WHAT TO PRODUCE: Each entry must be given again exactly; images do not belong in the copy.

EXCERPTED RECORDS:
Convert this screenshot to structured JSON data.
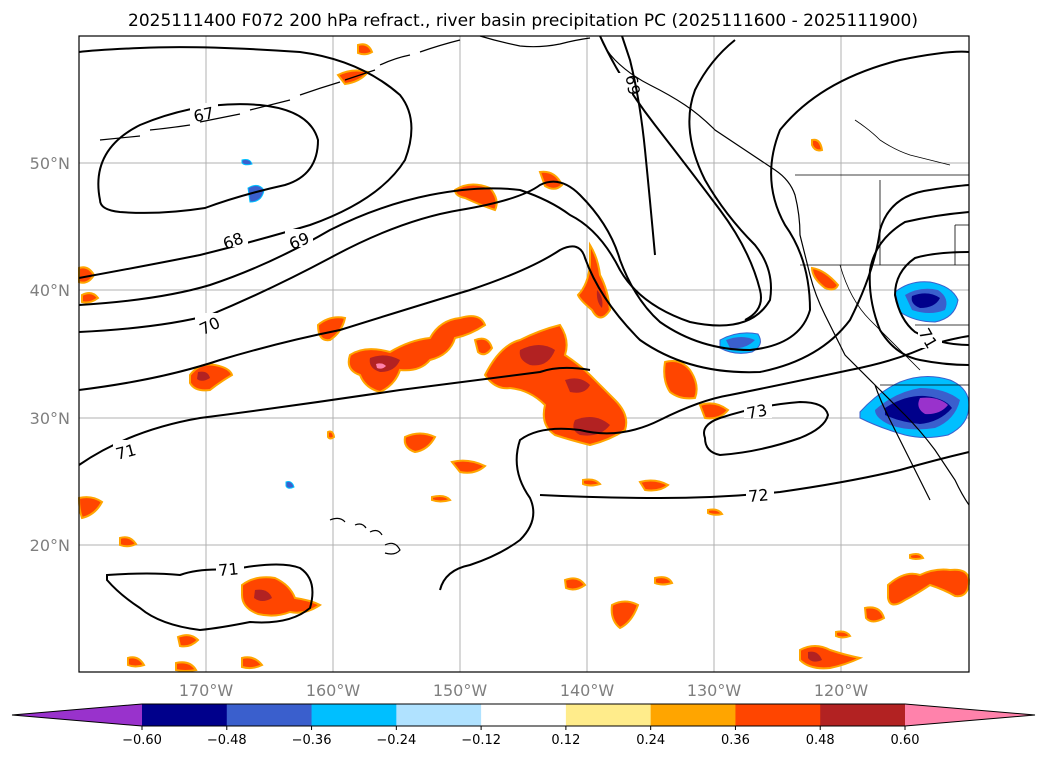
{
  "title": "2025111400 F072 200 hPa refract., river basin precipitation PC (2025111600 - 2025111900)",
  "lon_labels": [
    "170°W",
    "160°W",
    "150°W",
    "140°W",
    "130°W",
    "120°W"
  ],
  "lat_labels": [
    "50°N",
    "40°N",
    "30°N",
    "20°N"
  ],
  "contour_labels": {
    "c67": "67",
    "c68": "68",
    "c69a": "69",
    "c69b": "69",
    "c70": "70",
    "c71a": "71",
    "c71b": "71",
    "c71c": "71",
    "c72": "72",
    "c73": "73"
  },
  "colorbar": {
    "ticks": [
      "−0.60",
      "−0.48",
      "−0.36",
      "−0.24",
      "−0.12",
      "0.12",
      "0.24",
      "0.36",
      "0.48",
      "0.60"
    ],
    "colors": [
      "#9932cc",
      "#00008b",
      "#3a5fcd",
      "#00bfff",
      "#b0e2ff",
      "#ffffff",
      "#ffec8b",
      "#ffa500",
      "#ff4500",
      "#b22222",
      "#ff82ab"
    ]
  },
  "colors": {
    "orange_red": "#ff4500",
    "dark_red": "#b22222",
    "pink": "#ff82ab",
    "orange": "#ffa500",
    "yellow": "#ffec8b",
    "purple": "#9932cc",
    "navy": "#00008b",
    "blue": "#3a5fcd",
    "sky": "#00bfff"
  }
}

EXERCISE OUTPUT:
Convert this screenshot to structured JSON data.
{
  "title": "2025111400 F072 200 hPa refract., river basin precipitation PC (2025111600 - 2025111900)",
  "lon_labels": [
    "170°W",
    "160°W",
    "150°W",
    "140°W",
    "130°W",
    "120°W"
  ],
  "lat_labels": [
    "50°N",
    "40°N",
    "30°N",
    "20°N"
  ],
  "contour_labels": {
    "c67": "67",
    "c68": "68",
    "c69a": "69",
    "c69b": "69",
    "c70": "70",
    "c71a": "71",
    "c71b": "71",
    "c71c": "71",
    "c72": "72",
    "c73": "73"
  },
  "colorbar": {
    "ticks": [
      "−0.60",
      "−0.48",
      "−0.36",
      "−0.24",
      "−0.12",
      "0.12",
      "0.24",
      "0.36",
      "0.48",
      "0.60"
    ],
    "colors": [
      "#9932cc",
      "#00008b",
      "#3a5fcd",
      "#00bfff",
      "#b0e2ff",
      "#ffffff",
      "#ffec8b",
      "#ffa500",
      "#ff4500",
      "#b22222",
      "#ff82ab"
    ]
  },
  "colors": {
    "orange_red": "#ff4500",
    "dark_red": "#b22222",
    "pink": "#ff82ab",
    "orange": "#ffa500",
    "yellow": "#ffec8b",
    "purple": "#9932cc",
    "navy": "#00008b",
    "blue": "#3a5fcd",
    "sky": "#00bfff"
  }
}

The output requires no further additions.